◆ **Exercise goal**
Copy out the whole listing exactly as written, leaving the pictures behind.

◆ **The records**
:::::

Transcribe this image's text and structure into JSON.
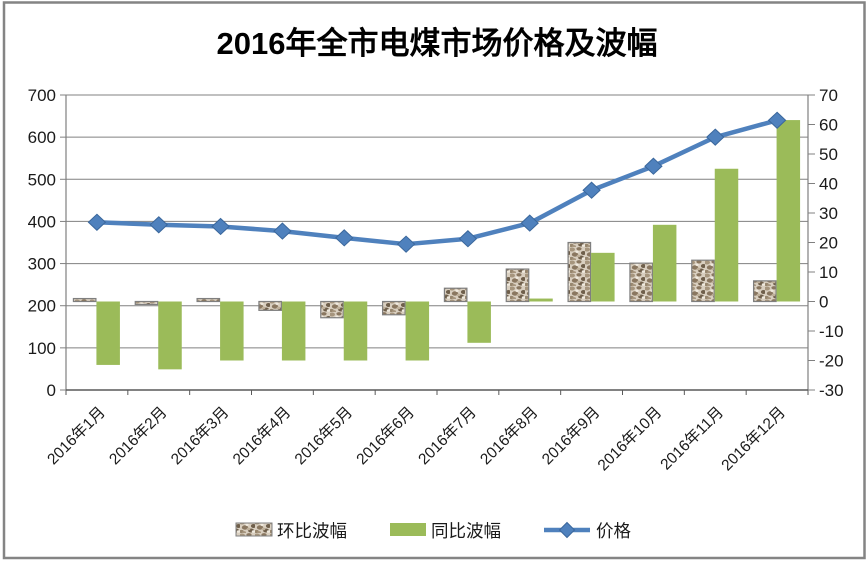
{
  "chart_data": {
    "type": "combo",
    "title": "2016年全市电煤市场价格及波幅",
    "categories": [
      "2016年1月",
      "2016年2月",
      "2016年3月",
      "2016年4月",
      "2016年5月",
      "2016年6月",
      "2016年7月",
      "2016年8月",
      "2016年9月",
      "2016年10月",
      "2016年11月",
      "2016年12月"
    ],
    "series": [
      {
        "name": "环比波幅",
        "type": "bar",
        "axis": "right",
        "style": "textured",
        "values": [
          1,
          -1,
          1,
          -3,
          -5.5,
          -4.5,
          4.5,
          11,
          20,
          13,
          14,
          7
        ]
      },
      {
        "name": "同比波幅",
        "type": "bar",
        "axis": "right",
        "style": "solid",
        "color": "#9BBB59",
        "values": [
          -21.5,
          -23,
          -20,
          -20,
          -20,
          -20,
          -14,
          1,
          16.5,
          26,
          45,
          61.5
        ]
      },
      {
        "name": "价格",
        "type": "line",
        "axis": "left",
        "color": "#4F81BD",
        "marker": "diamond",
        "values": [
          398,
          392,
          388,
          377,
          361,
          346,
          359,
          396,
          474,
          531,
          600,
          640
        ]
      }
    ],
    "left_axis": {
      "min": 0,
      "max": 700,
      "step": 100,
      "labels": [
        "0",
        "100",
        "200",
        "300",
        "400",
        "500",
        "600",
        "700"
      ]
    },
    "right_axis": {
      "min": -30,
      "max": 70,
      "step": 10,
      "labels": [
        "-30",
        "-20",
        "-10",
        "0",
        "10",
        "20",
        "30",
        "40",
        "50",
        "60",
        "70"
      ]
    },
    "grid": true,
    "legend_position": "bottom",
    "colors": {
      "price_line": "#4F81BD",
      "price_line_edge": "#3A679C",
      "bar_green": "#9BBB59",
      "texture_base": "#D9CFC0",
      "texture_speckles": [
        "#A6957D",
        "#8A7760",
        "#6F5F4B",
        "#BFB09A",
        "#F0EADF",
        "#97866E"
      ],
      "bar_border": "#7F7F7F",
      "gridline": "#808080",
      "axis_line": "#595959",
      "text": "#1A1A1A",
      "frame_border": "#848484"
    }
  }
}
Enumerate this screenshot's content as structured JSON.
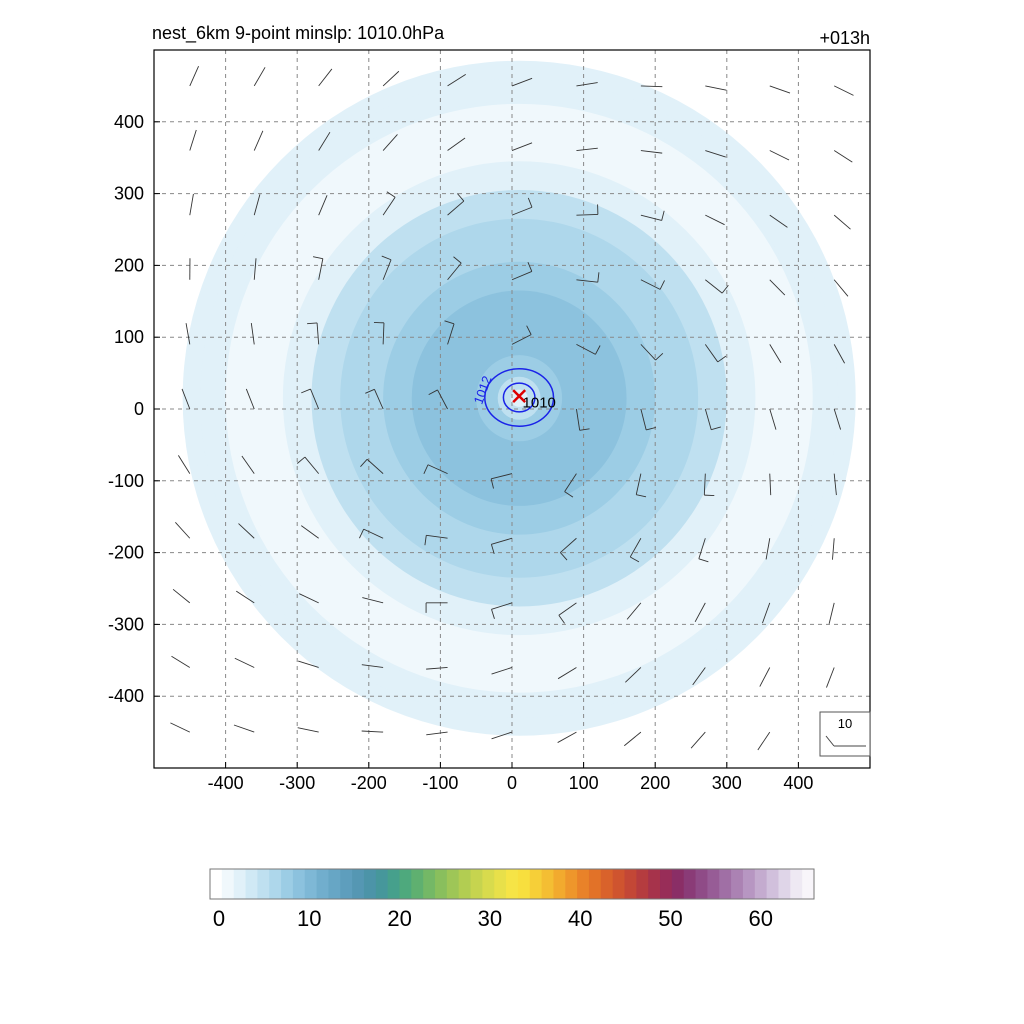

:::::

◆ **Result of this exercise**
Transcribe this image's text and structure into JSON.
{
  "chart_data": {
    "type": "combo",
    "title": "2016年全市电煤市场价格及波幅",
    "categories": [
      "2016年1月",
      "2016年2月",
      "2016年3月",
      "2016年4月",
      "2016年5月",
      "2016年6月",
      "2016年7月",
      "2016年8月",
      "2016年9月",
      "2016年10月",
      "2016年11月",
      "2016年12月"
    ],
    "series": [
      {
        "name": "环比波幅",
        "type": "bar",
        "axis": "right",
        "style": "textured",
        "values": [
          1,
          -1,
          1,
          -3,
          -5.5,
          -4.5,
          4.5,
          11,
          20,
          13,
          14,
          7
        ]
      },
      {
        "name": "同比波幅",
        "type": "bar",
        "axis": "right",
        "style": "solid",
        "color": "#9BBB59",
        "values": [
          -21.5,
          -23,
          -20,
          -20,
          -20,
          -20,
          -14,
          1,
          16.5,
          26,
          45,
          61.5
        ]
      },
      {
        "name": "价格",
        "type": "line",
        "axis": "left",
        "color": "#4F81BD",
        "marker": "diamond",
        "values": [
          398,
          392,
          388,
          377,
          361,
          346,
          359,
          396,
          474,
          531,
          600,
          640
        ]
      }
    ],
    "left_axis": {
      "min": 0,
      "max": 700,
      "step": 100,
      "labels": [
        "0",
        "100",
        "200",
        "300",
        "400",
        "500",
        "600",
        "700"
      ]
    },
    "right_axis": {
      "min": -30,
      "max": 70,
      "step": 10,
      "labels": [
        "-30",
        "-20",
        "-10",
        "0",
        "10",
        "20",
        "30",
        "40",
        "50",
        "60",
        "70"
      ]
    },
    "grid": true,
    "legend_position": "bottom",
    "colors": {
      "price_line": "#4F81BD",
      "price_line_edge": "#3A679C",
      "bar_green": "#9BBB59",
      "texture_base": "#D9CFC0",
      "texture_speckles": [
        "#A6957D",
        "#8A7760",
        "#6F5F4B",
        "#BFB09A",
        "#F0EADF",
        "#97866E"
      ],
      "bar_border": "#7F7F7F",
      "gridline": "#808080",
      "axis_line": "#595959",
      "text": "#1A1A1A",
      "frame_border": "#848484"
    }
  }
}
Enumerate this screenshot's content as structured JSON.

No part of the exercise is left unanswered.